:: Task to carry out ::
Copy the lines below verbatim, starting at the line that contains "y-tick-label: 0.0 — [69, 520, 88, 536]" and stopping after the line that contains "bar-cu200 — [392, 297, 421, 527]".

[BEGIN]

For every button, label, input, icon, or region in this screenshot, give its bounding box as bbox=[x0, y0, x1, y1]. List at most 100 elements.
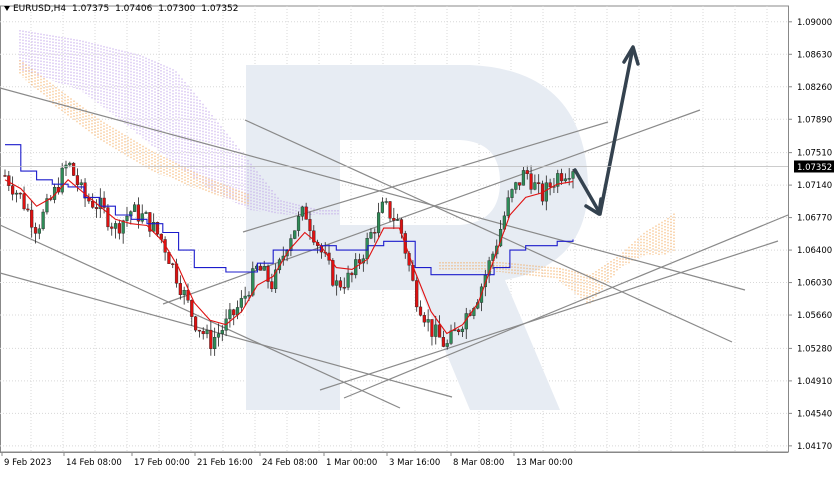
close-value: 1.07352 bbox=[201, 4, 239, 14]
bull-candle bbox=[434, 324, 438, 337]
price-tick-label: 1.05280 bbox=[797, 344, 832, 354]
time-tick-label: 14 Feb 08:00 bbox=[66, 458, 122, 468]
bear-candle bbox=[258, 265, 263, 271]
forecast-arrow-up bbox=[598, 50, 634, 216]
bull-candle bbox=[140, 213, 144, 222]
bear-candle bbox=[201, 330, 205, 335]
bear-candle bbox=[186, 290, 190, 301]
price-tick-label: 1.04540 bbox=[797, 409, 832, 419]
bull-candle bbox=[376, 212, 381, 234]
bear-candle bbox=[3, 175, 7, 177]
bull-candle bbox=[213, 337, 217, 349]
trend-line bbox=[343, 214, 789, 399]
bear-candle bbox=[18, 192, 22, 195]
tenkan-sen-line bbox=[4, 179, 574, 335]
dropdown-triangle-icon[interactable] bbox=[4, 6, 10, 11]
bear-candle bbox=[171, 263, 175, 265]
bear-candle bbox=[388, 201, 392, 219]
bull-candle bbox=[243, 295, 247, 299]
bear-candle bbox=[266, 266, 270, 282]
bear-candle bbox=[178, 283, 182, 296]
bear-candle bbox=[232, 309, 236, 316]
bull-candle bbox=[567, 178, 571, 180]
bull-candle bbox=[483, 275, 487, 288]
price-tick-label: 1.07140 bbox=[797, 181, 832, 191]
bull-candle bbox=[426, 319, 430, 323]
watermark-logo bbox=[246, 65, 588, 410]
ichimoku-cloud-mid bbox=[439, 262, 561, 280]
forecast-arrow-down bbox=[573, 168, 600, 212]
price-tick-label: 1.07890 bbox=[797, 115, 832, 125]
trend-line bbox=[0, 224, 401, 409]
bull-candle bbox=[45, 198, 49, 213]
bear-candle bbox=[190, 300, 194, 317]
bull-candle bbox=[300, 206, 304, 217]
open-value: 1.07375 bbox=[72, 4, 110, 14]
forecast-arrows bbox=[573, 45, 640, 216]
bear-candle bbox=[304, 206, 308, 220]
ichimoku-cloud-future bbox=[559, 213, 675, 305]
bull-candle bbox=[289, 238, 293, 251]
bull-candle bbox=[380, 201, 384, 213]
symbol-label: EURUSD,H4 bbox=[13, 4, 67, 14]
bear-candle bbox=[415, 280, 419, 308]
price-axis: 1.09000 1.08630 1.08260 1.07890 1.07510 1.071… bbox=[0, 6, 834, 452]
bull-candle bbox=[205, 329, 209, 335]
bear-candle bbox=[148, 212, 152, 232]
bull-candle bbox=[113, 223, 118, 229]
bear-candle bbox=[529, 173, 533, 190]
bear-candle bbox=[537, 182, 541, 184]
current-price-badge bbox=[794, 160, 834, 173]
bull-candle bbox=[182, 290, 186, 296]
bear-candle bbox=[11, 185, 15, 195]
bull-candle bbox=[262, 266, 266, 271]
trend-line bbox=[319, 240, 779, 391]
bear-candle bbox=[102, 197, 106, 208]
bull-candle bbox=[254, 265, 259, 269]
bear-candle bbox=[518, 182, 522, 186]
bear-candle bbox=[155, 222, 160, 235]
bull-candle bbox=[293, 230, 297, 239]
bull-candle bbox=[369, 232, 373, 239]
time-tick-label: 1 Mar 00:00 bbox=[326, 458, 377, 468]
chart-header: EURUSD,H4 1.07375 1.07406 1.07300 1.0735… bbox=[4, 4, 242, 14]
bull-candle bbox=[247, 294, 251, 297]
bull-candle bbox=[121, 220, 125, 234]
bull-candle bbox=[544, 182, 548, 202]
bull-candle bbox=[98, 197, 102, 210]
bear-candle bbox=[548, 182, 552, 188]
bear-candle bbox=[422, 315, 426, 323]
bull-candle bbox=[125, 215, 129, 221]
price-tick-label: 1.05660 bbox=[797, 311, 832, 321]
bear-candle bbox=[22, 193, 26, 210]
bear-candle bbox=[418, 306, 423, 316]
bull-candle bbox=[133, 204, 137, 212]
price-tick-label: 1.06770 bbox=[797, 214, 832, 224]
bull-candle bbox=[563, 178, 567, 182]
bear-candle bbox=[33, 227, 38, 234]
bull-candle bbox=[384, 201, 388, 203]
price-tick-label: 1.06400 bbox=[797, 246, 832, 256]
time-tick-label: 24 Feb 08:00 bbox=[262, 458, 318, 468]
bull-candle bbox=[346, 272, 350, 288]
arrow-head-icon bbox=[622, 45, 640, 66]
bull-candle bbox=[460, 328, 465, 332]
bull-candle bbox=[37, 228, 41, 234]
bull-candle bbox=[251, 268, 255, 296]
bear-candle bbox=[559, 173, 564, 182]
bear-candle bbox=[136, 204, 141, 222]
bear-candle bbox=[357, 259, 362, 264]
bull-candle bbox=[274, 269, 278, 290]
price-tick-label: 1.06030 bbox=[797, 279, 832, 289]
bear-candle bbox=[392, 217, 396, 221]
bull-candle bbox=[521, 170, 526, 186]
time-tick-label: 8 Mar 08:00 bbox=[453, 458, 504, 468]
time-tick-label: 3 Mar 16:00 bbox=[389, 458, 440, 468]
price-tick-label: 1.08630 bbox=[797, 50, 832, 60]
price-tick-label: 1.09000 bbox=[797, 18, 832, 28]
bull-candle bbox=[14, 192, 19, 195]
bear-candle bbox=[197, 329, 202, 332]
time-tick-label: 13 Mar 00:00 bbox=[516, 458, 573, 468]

[END]
[BEGIN]

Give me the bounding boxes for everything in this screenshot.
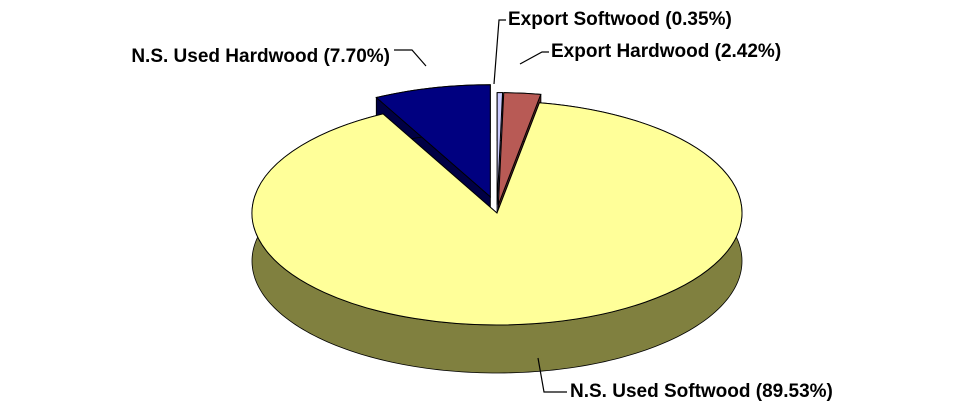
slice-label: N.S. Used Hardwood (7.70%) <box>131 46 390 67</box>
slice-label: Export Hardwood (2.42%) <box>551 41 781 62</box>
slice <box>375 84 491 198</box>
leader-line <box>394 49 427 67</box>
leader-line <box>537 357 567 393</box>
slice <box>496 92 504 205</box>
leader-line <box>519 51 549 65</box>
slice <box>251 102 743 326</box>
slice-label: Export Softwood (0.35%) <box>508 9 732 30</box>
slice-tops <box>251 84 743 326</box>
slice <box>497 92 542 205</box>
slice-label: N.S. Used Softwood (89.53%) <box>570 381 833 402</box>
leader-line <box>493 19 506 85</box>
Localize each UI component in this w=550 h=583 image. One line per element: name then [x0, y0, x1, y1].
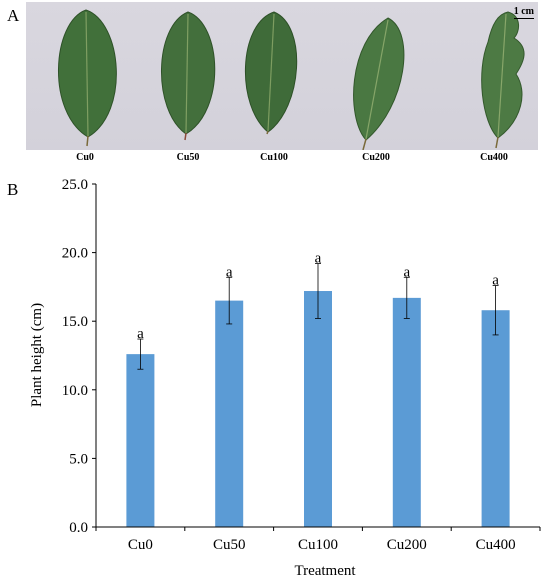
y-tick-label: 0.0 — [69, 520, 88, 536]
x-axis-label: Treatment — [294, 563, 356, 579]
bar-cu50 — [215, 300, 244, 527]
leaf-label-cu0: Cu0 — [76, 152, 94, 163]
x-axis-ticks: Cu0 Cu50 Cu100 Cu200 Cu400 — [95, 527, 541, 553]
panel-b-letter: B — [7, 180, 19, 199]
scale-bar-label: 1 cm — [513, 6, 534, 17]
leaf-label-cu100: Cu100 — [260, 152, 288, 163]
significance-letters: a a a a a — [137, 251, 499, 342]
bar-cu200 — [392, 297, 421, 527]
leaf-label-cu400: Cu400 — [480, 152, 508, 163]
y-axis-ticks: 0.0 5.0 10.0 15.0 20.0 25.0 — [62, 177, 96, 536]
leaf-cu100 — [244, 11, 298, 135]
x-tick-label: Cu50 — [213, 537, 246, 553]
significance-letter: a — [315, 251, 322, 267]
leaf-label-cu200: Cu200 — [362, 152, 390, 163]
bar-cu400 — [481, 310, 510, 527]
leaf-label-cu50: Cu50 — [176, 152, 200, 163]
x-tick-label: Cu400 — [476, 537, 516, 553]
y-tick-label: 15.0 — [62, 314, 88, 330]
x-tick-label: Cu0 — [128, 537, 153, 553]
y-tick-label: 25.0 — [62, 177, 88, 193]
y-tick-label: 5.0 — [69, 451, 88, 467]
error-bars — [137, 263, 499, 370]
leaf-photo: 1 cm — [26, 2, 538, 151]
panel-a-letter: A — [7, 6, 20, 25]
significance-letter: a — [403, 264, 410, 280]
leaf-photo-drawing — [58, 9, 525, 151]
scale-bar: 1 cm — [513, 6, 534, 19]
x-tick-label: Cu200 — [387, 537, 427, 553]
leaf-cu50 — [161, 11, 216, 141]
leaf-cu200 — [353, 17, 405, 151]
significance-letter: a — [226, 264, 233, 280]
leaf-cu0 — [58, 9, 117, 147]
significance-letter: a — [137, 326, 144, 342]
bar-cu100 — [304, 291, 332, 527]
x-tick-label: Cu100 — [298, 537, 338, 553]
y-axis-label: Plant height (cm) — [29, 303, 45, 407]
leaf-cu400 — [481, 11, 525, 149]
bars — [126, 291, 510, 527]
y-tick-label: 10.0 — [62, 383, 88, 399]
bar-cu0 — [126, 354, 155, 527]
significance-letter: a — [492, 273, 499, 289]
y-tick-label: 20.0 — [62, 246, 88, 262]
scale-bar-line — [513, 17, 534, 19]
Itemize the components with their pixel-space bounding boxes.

[END]

:: Task result ::
y-tick-label: 0.0 — [69, 520, 88, 536]
x-axis-label: Treatment — [294, 563, 356, 579]
bar-cu50 — [215, 300, 244, 527]
leaf-label-cu0: Cu0 — [76, 152, 94, 163]
x-axis-ticks: Cu0 Cu50 Cu100 Cu200 Cu400 — [95, 527, 541, 553]
panel-b-letter: B — [7, 180, 19, 199]
scale-bar-label: 1 cm — [513, 6, 534, 17]
leaf-label-cu100: Cu100 — [260, 152, 288, 163]
significance-letters: a a a a a — [137, 251, 499, 342]
bar-cu200 — [392, 297, 421, 527]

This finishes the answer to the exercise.